Exercise brief
In the entries below, count the lines holding "location". Reply with the number only.

Data rows
# # # # # # #
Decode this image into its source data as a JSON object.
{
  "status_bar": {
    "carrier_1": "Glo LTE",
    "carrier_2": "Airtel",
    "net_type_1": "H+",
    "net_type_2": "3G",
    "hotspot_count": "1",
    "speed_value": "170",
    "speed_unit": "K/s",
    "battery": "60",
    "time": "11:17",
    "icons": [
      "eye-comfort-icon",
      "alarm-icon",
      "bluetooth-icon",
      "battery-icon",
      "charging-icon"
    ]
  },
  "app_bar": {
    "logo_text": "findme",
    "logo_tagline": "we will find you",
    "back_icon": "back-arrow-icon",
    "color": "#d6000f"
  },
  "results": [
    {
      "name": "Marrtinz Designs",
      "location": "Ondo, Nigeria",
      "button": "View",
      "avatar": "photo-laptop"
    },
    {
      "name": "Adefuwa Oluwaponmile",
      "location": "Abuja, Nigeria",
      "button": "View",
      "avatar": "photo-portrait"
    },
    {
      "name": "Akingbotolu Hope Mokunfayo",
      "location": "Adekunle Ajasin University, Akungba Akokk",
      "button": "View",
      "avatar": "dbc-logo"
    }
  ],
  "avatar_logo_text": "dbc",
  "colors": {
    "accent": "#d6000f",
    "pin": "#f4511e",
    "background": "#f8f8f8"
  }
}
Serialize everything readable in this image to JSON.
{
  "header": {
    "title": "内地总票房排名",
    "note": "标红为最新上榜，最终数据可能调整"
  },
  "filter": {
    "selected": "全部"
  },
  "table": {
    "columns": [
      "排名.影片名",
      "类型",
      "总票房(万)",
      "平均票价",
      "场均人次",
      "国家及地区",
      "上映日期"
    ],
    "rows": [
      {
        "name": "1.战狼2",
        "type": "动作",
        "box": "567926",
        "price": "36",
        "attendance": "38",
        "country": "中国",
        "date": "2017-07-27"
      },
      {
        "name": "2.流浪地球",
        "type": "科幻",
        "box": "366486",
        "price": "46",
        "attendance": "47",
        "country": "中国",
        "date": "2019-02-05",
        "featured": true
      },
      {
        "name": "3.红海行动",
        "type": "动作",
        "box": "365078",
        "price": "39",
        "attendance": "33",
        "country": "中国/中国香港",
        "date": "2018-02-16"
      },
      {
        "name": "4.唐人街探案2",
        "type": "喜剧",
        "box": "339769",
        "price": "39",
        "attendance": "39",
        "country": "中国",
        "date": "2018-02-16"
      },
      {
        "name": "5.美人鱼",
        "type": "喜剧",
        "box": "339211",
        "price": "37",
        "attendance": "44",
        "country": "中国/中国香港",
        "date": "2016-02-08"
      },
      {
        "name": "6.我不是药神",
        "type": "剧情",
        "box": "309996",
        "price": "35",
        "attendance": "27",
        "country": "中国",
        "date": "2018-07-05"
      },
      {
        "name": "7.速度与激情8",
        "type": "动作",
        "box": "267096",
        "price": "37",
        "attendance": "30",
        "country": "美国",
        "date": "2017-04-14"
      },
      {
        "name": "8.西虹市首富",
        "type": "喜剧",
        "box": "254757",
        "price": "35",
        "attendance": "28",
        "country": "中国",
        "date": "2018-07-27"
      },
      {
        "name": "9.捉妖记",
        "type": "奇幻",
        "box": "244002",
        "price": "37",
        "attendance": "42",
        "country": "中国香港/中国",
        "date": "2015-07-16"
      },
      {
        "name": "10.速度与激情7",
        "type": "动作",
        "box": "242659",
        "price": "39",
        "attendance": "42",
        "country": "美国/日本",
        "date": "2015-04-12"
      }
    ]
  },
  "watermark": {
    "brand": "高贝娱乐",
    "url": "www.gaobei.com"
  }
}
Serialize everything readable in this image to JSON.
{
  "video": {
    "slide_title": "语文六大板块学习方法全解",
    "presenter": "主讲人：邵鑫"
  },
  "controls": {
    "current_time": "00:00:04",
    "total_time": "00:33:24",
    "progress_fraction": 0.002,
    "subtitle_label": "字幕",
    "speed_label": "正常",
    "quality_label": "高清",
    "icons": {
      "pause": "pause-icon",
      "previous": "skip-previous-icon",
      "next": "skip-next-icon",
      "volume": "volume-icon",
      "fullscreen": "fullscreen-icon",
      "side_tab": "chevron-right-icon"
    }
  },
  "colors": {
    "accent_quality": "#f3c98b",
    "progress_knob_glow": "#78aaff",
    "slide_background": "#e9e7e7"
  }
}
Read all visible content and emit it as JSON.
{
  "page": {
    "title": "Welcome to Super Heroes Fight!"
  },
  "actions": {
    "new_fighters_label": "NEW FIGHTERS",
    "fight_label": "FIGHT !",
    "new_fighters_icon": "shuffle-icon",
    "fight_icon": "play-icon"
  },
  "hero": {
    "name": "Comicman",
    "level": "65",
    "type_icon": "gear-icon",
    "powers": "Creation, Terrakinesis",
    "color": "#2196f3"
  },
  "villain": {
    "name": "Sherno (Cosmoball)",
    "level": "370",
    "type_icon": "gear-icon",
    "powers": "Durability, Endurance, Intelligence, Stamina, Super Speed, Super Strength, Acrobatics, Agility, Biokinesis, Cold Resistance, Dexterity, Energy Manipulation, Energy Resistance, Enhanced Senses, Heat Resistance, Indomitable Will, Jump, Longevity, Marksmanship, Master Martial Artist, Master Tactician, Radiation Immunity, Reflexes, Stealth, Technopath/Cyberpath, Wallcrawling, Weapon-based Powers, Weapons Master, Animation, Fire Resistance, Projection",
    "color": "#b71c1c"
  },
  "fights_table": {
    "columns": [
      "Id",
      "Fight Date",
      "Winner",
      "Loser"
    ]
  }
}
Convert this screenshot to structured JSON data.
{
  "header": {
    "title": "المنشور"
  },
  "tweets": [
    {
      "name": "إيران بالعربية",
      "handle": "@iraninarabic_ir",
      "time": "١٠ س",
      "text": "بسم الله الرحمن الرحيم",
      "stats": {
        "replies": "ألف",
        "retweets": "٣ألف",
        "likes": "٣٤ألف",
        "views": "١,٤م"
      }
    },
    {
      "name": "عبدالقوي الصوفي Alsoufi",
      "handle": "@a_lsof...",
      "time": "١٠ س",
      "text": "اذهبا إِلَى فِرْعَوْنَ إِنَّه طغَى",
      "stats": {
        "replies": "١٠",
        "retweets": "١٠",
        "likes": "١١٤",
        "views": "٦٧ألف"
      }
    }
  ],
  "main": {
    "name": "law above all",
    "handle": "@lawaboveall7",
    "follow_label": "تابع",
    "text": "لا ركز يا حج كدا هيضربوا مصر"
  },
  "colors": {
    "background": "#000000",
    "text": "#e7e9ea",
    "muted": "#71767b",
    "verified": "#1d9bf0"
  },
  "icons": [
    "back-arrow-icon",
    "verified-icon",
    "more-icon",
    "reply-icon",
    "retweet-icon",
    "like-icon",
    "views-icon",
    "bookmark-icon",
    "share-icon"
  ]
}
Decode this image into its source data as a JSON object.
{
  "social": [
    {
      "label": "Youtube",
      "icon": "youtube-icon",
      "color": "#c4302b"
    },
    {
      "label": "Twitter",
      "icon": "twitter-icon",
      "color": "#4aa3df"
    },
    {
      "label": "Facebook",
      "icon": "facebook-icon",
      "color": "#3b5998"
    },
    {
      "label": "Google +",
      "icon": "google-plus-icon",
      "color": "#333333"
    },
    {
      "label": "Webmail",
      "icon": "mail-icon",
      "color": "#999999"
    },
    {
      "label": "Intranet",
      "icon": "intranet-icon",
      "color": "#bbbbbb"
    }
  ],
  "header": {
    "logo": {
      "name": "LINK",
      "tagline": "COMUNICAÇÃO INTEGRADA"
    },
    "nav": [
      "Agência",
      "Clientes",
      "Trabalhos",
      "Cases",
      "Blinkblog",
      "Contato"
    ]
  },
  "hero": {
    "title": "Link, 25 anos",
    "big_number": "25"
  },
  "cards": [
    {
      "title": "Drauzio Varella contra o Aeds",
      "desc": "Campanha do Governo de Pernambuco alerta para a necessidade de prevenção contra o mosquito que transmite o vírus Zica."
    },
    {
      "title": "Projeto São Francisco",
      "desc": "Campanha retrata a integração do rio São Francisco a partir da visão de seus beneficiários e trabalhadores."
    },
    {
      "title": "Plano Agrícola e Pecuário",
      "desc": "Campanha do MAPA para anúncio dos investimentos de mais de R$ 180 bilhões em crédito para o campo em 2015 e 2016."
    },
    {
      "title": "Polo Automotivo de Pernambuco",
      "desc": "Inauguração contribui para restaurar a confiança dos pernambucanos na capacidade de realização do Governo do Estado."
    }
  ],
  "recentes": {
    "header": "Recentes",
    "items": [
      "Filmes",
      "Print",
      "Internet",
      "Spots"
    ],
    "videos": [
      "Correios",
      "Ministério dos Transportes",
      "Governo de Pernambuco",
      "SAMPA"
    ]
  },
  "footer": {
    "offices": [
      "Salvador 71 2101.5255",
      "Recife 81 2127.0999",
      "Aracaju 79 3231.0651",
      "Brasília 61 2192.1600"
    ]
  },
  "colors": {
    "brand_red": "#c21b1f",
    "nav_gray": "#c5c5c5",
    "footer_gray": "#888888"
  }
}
# # # # # # #
Completed exercise
3